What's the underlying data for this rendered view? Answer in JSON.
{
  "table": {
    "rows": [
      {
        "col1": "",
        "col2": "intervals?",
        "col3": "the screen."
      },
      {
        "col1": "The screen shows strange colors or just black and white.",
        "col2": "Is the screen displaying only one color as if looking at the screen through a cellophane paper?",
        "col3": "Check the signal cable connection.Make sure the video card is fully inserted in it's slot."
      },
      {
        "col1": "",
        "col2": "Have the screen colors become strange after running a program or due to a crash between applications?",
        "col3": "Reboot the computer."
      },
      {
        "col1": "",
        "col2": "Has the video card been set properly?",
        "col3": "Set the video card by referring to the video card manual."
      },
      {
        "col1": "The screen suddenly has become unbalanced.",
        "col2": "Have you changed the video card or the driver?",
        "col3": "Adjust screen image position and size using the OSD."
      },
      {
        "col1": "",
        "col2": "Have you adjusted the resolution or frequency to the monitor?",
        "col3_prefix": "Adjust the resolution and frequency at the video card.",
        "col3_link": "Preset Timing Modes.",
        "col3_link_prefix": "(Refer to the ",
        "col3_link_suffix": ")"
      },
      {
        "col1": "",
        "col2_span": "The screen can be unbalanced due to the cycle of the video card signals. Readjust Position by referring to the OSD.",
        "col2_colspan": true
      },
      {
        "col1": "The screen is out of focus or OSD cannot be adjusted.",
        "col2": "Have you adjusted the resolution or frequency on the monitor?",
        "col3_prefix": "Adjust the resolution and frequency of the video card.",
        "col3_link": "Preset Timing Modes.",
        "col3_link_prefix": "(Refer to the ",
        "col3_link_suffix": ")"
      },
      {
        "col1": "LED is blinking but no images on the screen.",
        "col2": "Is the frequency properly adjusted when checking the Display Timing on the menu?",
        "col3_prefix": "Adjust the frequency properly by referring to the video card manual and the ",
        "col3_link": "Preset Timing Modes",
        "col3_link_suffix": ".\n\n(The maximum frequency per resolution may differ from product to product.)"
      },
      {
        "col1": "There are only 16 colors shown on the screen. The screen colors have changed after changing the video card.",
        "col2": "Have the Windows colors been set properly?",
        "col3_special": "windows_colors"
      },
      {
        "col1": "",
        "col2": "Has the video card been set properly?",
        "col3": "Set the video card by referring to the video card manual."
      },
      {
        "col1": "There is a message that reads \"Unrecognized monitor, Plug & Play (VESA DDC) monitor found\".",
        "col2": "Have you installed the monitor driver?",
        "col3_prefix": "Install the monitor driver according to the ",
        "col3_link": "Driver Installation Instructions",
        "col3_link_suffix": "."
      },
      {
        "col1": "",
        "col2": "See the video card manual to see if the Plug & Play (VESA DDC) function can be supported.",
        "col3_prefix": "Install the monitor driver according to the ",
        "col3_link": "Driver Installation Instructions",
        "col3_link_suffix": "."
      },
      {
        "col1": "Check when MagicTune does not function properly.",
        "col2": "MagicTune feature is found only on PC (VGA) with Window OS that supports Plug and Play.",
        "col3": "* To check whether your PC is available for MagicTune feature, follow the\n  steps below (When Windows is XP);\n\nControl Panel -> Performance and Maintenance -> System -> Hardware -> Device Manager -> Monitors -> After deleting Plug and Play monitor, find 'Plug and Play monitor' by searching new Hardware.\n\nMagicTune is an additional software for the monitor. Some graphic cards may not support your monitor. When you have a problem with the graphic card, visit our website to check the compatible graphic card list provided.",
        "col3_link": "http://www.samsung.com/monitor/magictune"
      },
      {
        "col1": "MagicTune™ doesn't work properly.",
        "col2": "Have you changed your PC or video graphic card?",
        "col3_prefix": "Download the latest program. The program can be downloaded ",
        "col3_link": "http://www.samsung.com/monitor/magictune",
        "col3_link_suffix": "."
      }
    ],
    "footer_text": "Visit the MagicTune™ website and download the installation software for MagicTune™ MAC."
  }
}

· · ·

• **Work required**: Extract the complete listing above, reproducing each line exactly.

• **Output for this task**:
What's the underlying data for this rendered view? Answer in JSON.
{
  "table": {
    "rows": [
      {
        "col1": "",
        "col2": "intervals?",
        "col3": "the screen."
      },
      {
        "col1": "The screen shows strange colors or just black and white.",
        "col2": "Is the screen displaying only one color as if looking at the screen through a cellophane paper?",
        "col3": "Check the signal cable connection.Make sure the video card is fully inserted in it's slot."
      },
      {
        "col1": "",
        "col2": "Have the screen colors become strange after running a program or due to a crash between applications?",
        "col3": "Reboot the computer."
      },
      {
        "col1": "",
        "col2": "Has the video card been set properly?",
        "col3": "Set the video card by referring to the video card manual."
      },
      {
        "col1": "The screen suddenly has become unbalanced.",
        "col2": "Have you changed the video card or the driver?",
        "col3": "Adjust screen image position and size using the OSD."
      },
      {
        "col1": "",
        "col2": "Have you adjusted the resolution or frequency to the monitor?",
        "col3_prefix": "Adjust the resolution and frequency at the video card.",
        "col3_link": "Preset Timing Modes.",
        "col3_link_prefix": "(Refer to the ",
        "col3_link_suffix": ")"
      },
      {
        "col1": "",
        "col2_span": "The screen can be unbalanced due to the cycle of the video card signals. Readjust Position by referring to the OSD.",
        "col2_colspan": true
      },
      {
        "col1": "The screen is out of focus or OSD cannot be adjusted.",
        "col2": "Have you adjusted the resolution or frequency on the monitor?",
        "col3_prefix": "Adjust the resolution and frequency of the video card.",
        "col3_link": "Preset Timing Modes.",
        "col3_link_prefix": "(Refer to the ",
        "col3_link_suffix": ")"
      },
      {
        "col1": "LED is blinking but no images on the screen.",
        "col2": "Is the frequency properly adjusted when checking the Display Timing on the menu?",
        "col3_prefix": "Adjust the frequency properly by referring to the video card manual and the ",
        "col3_link": "Preset Timing Modes",
        "col3_link_suffix": ".\n\n(The maximum frequency per resolution may differ from product to product.)"
      },
      {
        "col1": "There are only 16 colors shown on the screen. The screen colors have changed after changing the video card.",
        "col2": "Have the Windows colors been set properly?",
        "col3_special": "windows_colors"
      },
      {
        "col1": "",
        "col2": "Has the video card been set properly?",
        "col3": "Set the video card by referring to the video card manual."
      },
      {
        "col1": "There is a message that reads \"Unrecognized monitor, Plug & Play (VESA DDC) monitor found\".",
        "col2": "Have you installed the monitor driver?",
        "col3_prefix": "Install the monitor driver according to the ",
        "col3_link": "Driver Installation Instructions",
        "col3_link_suffix": "."
      },
      {
        "col1": "",
        "col2": "See the video card manual to see if the Plug & Play (VESA DDC) function can be supported.",
        "col3_prefix": "Install the monitor driver according to the ",
        "col3_link": "Driver Installation Instructions",
        "col3_link_suffix": "."
      },
      {
        "col1": "Check when MagicTune does not function properly.",
        "col2": "MagicTune feature is found only on PC (VGA) with Window OS that supports Plug and Play.",
        "col3": "* To check whether your PC is available for MagicTune feature, follow the\n  steps below (When Windows is XP);\n\nControl Panel -> Performance and Maintenance -> System -> Hardware -> Device Manager -> Monitors -> After deleting Plug and Play monitor, find 'Plug and Play monitor' by searching new Hardware.\n\nMagicTune is an additional software for the monitor. Some graphic cards may not support your monitor. When you have a problem with the graphic card, visit our website to check the compatible graphic card list provided.",
        "col3_link": "http://www.samsung.com/monitor/magictune"
      },
      {
        "col1": "MagicTune™ doesn't work properly.",
        "col2": "Have you changed your PC or video graphic card?",
        "col3_prefix": "Download the latest program. The program can be downloaded ",
        "col3_link": "http://www.samsung.com/monitor/magictune",
        "col3_link_suffix": "."
      }
    ],
    "footer_text": "Visit the MagicTune™ website and download the installation software for MagicTune™ MAC."
  }
}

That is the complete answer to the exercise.